>> start Input records
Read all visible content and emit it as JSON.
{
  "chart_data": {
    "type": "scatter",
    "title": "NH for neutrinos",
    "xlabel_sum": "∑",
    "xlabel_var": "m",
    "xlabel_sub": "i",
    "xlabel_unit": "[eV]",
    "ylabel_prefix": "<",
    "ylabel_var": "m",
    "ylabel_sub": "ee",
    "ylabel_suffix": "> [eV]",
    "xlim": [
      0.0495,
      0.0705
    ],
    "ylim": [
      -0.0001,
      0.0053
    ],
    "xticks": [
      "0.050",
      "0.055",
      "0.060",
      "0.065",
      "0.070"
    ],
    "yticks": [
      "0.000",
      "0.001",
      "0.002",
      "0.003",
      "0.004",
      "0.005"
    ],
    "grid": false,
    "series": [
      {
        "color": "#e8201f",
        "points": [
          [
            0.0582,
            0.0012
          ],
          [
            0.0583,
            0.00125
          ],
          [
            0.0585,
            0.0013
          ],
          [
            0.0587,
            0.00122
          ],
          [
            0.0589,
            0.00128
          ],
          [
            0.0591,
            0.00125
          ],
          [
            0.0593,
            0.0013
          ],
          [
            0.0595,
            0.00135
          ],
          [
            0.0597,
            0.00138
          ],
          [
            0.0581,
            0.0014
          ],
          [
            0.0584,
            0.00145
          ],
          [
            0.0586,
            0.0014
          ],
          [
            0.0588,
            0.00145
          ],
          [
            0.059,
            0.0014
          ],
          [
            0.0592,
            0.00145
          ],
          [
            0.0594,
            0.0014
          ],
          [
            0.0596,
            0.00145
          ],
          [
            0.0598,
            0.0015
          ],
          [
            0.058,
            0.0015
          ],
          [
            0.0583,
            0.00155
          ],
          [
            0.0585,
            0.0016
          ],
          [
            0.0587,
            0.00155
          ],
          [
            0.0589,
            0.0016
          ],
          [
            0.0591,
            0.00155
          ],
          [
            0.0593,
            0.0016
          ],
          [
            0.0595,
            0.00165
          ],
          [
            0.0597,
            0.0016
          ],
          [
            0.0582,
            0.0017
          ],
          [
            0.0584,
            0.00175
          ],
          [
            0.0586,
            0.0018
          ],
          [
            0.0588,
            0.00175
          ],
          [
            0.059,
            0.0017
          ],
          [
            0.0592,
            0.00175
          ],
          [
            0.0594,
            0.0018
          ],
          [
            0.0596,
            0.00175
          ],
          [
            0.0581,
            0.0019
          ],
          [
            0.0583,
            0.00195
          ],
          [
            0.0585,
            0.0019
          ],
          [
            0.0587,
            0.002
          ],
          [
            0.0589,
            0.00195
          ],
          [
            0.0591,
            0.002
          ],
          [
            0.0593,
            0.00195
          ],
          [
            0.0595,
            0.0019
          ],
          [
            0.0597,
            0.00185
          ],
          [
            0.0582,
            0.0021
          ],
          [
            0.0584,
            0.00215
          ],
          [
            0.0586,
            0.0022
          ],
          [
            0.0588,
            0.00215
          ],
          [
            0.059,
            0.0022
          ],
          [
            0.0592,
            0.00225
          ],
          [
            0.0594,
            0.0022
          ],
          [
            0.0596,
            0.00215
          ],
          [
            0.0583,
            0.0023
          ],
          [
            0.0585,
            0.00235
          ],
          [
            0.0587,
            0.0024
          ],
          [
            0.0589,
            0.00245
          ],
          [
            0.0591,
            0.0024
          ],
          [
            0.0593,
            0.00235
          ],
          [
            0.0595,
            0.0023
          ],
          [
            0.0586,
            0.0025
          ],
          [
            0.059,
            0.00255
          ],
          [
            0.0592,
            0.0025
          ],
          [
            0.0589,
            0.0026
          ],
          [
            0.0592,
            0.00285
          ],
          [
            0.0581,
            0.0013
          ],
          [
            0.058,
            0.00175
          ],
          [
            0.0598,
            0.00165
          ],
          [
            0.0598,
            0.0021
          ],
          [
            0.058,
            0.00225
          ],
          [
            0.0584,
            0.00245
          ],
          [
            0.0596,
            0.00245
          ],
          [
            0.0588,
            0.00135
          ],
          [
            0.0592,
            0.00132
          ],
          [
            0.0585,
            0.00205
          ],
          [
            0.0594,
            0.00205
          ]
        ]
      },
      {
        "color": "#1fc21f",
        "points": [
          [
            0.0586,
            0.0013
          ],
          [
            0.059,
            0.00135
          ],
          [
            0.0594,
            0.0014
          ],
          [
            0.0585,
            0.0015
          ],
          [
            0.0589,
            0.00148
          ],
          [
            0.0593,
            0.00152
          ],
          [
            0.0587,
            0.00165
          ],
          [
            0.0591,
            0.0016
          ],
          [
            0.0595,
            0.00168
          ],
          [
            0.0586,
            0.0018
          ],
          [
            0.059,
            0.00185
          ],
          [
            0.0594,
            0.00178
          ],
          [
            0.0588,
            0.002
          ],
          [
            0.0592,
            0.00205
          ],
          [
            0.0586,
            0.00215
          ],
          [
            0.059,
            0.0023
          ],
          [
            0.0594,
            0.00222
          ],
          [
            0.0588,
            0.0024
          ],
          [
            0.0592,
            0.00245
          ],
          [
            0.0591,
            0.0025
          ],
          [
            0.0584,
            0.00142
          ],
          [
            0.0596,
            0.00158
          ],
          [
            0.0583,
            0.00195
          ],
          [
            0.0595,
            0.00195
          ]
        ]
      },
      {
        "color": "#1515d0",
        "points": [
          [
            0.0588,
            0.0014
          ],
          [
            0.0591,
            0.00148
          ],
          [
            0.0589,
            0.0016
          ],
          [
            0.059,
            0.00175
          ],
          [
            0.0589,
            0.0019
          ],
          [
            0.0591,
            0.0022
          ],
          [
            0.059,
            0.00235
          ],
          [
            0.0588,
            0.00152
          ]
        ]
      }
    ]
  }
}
>> end Input records
◆ **Work to be completed**:
Would you give the material above again, complete and exact?

◆ **Correct result**:
Read all visible content and emit it as JSON.
{
  "chart_data": {
    "type": "scatter",
    "title": "NH for neutrinos",
    "xlabel_sum": "∑",
    "xlabel_var": "m",
    "xlabel_sub": "i",
    "xlabel_unit": "[eV]",
    "ylabel_prefix": "<",
    "ylabel_var": "m",
    "ylabel_sub": "ee",
    "ylabel_suffix": "> [eV]",
    "xlim": [
      0.0495,
      0.0705
    ],
    "ylim": [
      -0.0001,
      0.0053
    ],
    "xticks": [
      "0.050",
      "0.055",
      "0.060",
      "0.065",
      "0.070"
    ],
    "yticks": [
      "0.000",
      "0.001",
      "0.002",
      "0.003",
      "0.004",
      "0.005"
    ],
    "grid": false,
    "series": [
      {
        "color": "#e8201f",
        "points": [
          [
            0.0582,
            0.0012
          ],
          [
            0.0583,
            0.00125
          ],
          [
            0.0585,
            0.0013
          ],
          [
            0.0587,
            0.00122
          ],
          [
            0.0589,
            0.00128
          ],
          [
            0.0591,
            0.00125
          ],
          [
            0.0593,
            0.0013
          ],
          [
            0.0595,
            0.00135
          ],
          [
            0.0597,
            0.00138
          ],
          [
            0.0581,
            0.0014
          ],
          [
            0.0584,
            0.00145
          ],
          [
            0.0586,
            0.0014
          ],
          [
            0.0588,
            0.00145
          ],
          [
            0.059,
            0.0014
          ],
          [
            0.0592,
            0.00145
          ],
          [
            0.0594,
            0.0014
          ],
          [
            0.0596,
            0.00145
          ],
          [
            0.0598,
            0.0015
          ],
          [
            0.058,
            0.0015
          ],
          [
            0.0583,
            0.00155
          ],
          [
            0.0585,
            0.0016
          ],
          [
            0.0587,
            0.00155
          ],
          [
            0.0589,
            0.0016
          ],
          [
            0.0591,
            0.00155
          ],
          [
            0.0593,
            0.0016
          ],
          [
            0.0595,
            0.00165
          ],
          [
            0.0597,
            0.0016
          ],
          [
            0.0582,
            0.0017
          ],
          [
            0.0584,
            0.00175
          ],
          [
            0.0586,
            0.0018
          ],
          [
            0.0588,
            0.00175
          ],
          [
            0.059,
            0.0017
          ],
          [
            0.0592,
            0.00175
          ],
          [
            0.0594,
            0.0018
          ],
          [
            0.0596,
            0.00175
          ],
          [
            0.0581,
            0.0019
          ],
          [
            0.0583,
            0.00195
          ],
          [
            0.0585,
            0.0019
          ],
          [
            0.0587,
            0.002
          ],
          [
            0.0589,
            0.00195
          ],
          [
            0.0591,
            0.002
          ],
          [
            0.0593,
            0.00195
          ],
          [
            0.0595,
            0.0019
          ],
          [
            0.0597,
            0.00185
          ],
          [
            0.0582,
            0.0021
          ],
          [
            0.0584,
            0.00215
          ],
          [
            0.0586,
            0.0022
          ],
          [
            0.0588,
            0.00215
          ],
          [
            0.059,
            0.0022
          ],
          [
            0.0592,
            0.00225
          ],
          [
            0.0594,
            0.0022
          ],
          [
            0.0596,
            0.00215
          ],
          [
            0.0583,
            0.0023
          ],
          [
            0.0585,
            0.00235
          ],
          [
            0.0587,
            0.0024
          ],
          [
            0.0589,
            0.00245
          ],
          [
            0.0591,
            0.0024
          ],
          [
            0.0593,
            0.00235
          ],
          [
            0.0595,
            0.0023
          ],
          [
            0.0586,
            0.0025
          ],
          [
            0.059,
            0.00255
          ],
          [
            0.0592,
            0.0025
          ],
          [
            0.0589,
            0.0026
          ],
          [
            0.0592,
            0.00285
          ],
          [
            0.0581,
            0.0013
          ],
          [
            0.058,
            0.00175
          ],
          [
            0.0598,
            0.00165
          ],
          [
            0.0598,
            0.0021
          ],
          [
            0.058,
            0.00225
          ],
          [
            0.0584,
            0.00245
          ],
          [
            0.0596,
            0.00245
          ],
          [
            0.0588,
            0.00135
          ],
          [
            0.0592,
            0.00132
          ],
          [
            0.0585,
            0.00205
          ],
          [
            0.0594,
            0.00205
          ]
        ]
      },
      {
        "color": "#1fc21f",
        "points": [
          [
            0.0586,
            0.0013
          ],
          [
            0.059,
            0.00135
          ],
          [
            0.0594,
            0.0014
          ],
          [
            0.0585,
            0.0015
          ],
          [
            0.0589,
            0.00148
          ],
          [
            0.0593,
            0.00152
          ],
          [
            0.0587,
            0.00165
          ],
          [
            0.0591,
            0.0016
          ],
          [
            0.0595,
            0.00168
          ],
          [
            0.0586,
            0.0018
          ],
          [
            0.059,
            0.00185
          ],
          [
            0.0594,
            0.00178
          ],
          [
            0.0588,
            0.002
          ],
          [
            0.0592,
            0.00205
          ],
          [
            0.0586,
            0.00215
          ],
          [
            0.059,
            0.0023
          ],
          [
            0.0594,
            0.00222
          ],
          [
            0.0588,
            0.0024
          ],
          [
            0.0592,
            0.00245
          ],
          [
            0.0591,
            0.0025
          ],
          [
            0.0584,
            0.00142
          ],
          [
            0.0596,
            0.00158
          ],
          [
            0.0583,
            0.00195
          ],
          [
            0.0595,
            0.00195
          ]
        ]
      },
      {
        "color": "#1515d0",
        "points": [
          [
            0.0588,
            0.0014
          ],
          [
            0.0591,
            0.00148
          ],
          [
            0.0589,
            0.0016
          ],
          [
            0.059,
            0.00175
          ],
          [
            0.0589,
            0.0019
          ],
          [
            0.0591,
            0.0022
          ],
          [
            0.059,
            0.00235
          ],
          [
            0.0588,
            0.00152
          ]
        ]
      }
    ]
  }
}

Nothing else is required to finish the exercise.